__Records provided__:
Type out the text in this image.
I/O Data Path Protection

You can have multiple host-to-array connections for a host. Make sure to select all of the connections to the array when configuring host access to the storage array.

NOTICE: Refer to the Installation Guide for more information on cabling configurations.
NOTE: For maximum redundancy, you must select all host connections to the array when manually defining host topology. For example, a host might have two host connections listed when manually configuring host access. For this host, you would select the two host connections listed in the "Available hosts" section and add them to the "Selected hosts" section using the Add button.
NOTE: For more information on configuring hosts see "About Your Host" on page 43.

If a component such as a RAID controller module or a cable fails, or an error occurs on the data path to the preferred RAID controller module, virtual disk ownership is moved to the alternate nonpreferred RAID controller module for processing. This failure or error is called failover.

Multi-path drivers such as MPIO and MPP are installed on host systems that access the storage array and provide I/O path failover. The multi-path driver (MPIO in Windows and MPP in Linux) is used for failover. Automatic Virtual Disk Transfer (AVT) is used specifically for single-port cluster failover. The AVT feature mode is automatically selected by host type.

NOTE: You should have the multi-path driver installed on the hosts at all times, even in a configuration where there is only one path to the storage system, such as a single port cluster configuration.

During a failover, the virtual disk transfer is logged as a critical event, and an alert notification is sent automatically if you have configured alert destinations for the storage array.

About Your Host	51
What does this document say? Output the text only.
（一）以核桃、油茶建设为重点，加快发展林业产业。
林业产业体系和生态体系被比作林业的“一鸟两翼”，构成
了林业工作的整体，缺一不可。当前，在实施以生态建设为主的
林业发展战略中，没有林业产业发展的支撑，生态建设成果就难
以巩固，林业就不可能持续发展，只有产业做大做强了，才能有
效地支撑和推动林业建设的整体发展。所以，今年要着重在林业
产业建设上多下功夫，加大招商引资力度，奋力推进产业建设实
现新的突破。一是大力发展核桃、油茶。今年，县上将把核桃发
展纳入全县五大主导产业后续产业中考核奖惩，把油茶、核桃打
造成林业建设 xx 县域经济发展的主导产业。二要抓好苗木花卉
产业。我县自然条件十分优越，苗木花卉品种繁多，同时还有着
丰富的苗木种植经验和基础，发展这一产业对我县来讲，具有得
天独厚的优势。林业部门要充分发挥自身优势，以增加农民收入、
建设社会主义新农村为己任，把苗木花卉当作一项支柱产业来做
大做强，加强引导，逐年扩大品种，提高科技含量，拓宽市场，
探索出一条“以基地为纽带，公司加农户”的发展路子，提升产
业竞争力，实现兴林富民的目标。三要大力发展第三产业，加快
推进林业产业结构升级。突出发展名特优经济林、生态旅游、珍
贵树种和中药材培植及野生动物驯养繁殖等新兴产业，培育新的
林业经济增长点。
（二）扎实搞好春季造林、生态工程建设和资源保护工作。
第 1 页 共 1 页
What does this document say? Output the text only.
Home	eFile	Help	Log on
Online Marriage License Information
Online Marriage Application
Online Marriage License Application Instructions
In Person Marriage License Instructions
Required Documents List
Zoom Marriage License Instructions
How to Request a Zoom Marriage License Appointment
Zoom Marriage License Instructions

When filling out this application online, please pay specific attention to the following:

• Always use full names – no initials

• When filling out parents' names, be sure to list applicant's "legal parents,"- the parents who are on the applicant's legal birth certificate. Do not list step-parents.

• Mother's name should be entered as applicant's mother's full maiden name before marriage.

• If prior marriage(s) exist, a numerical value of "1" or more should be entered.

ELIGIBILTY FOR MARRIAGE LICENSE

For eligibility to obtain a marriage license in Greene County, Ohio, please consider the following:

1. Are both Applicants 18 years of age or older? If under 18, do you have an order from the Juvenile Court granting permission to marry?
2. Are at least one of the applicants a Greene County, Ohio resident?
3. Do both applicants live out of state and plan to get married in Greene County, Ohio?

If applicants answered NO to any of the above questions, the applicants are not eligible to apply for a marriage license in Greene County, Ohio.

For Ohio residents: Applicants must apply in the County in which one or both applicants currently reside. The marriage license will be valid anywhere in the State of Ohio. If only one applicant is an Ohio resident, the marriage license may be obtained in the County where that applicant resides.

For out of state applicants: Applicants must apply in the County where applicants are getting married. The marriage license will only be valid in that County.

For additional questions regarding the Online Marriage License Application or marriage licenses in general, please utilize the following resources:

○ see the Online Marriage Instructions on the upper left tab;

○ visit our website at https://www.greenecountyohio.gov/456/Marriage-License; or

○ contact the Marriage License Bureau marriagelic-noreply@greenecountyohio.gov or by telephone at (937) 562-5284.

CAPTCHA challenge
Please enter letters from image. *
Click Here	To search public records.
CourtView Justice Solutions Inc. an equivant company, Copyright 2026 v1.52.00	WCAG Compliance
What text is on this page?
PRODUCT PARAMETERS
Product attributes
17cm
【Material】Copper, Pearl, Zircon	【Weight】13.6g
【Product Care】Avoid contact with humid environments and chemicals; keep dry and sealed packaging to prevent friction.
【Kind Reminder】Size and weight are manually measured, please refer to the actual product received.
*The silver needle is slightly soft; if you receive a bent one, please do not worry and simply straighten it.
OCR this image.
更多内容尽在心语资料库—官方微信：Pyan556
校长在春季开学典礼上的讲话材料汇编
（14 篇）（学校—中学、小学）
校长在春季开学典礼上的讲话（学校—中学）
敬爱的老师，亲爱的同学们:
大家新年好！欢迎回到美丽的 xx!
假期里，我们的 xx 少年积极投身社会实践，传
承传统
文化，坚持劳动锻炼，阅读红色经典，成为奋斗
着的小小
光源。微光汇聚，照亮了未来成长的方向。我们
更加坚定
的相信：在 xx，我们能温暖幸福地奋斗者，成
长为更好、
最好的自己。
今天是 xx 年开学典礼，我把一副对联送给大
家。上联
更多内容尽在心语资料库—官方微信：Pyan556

__Work to be completed__: Starting with the line that contains "What text is on this page?", output every line through the end of the listing above, unchanged.

__The reply__:
What text is on this page?
PRODUCT PARAMETERS
Product attributes
17cm
【Material】Copper, Pearl, Zircon	【Weight】13.6g
【Product Care】Avoid contact with humid environments and chemicals; keep dry and sealed packaging to prevent friction.
【Kind Reminder】Size and weight are manually measured, please refer to the actual product received.
*The silver needle is slightly soft; if you receive a bent one, please do not worry and simply straighten it.
OCR this image.
更多内容尽在心语资料库—官方微信：Pyan556
校长在春季开学典礼上的讲话材料汇编
（14 篇）（学校—中学、小学）
校长在春季开学典礼上的讲话（学校—中学）
敬爱的老师，亲爱的同学们:
大家新年好！欢迎回到美丽的 xx!
假期里，我们的 xx 少年积极投身社会实践，传
承传统
文化，坚持劳动锻炼，阅读红色经典，成为奋斗
着的小小
光源。微光汇聚，照亮了未来成长的方向。我们
更加坚定
的相信：在 xx，我们能温暖幸福地奋斗者，成
长为更好、
最好的自己。
今天是 xx 年开学典礼，我把一副对联送给大
家。上联
更多内容尽在心语资料库—官方微信：Pyan556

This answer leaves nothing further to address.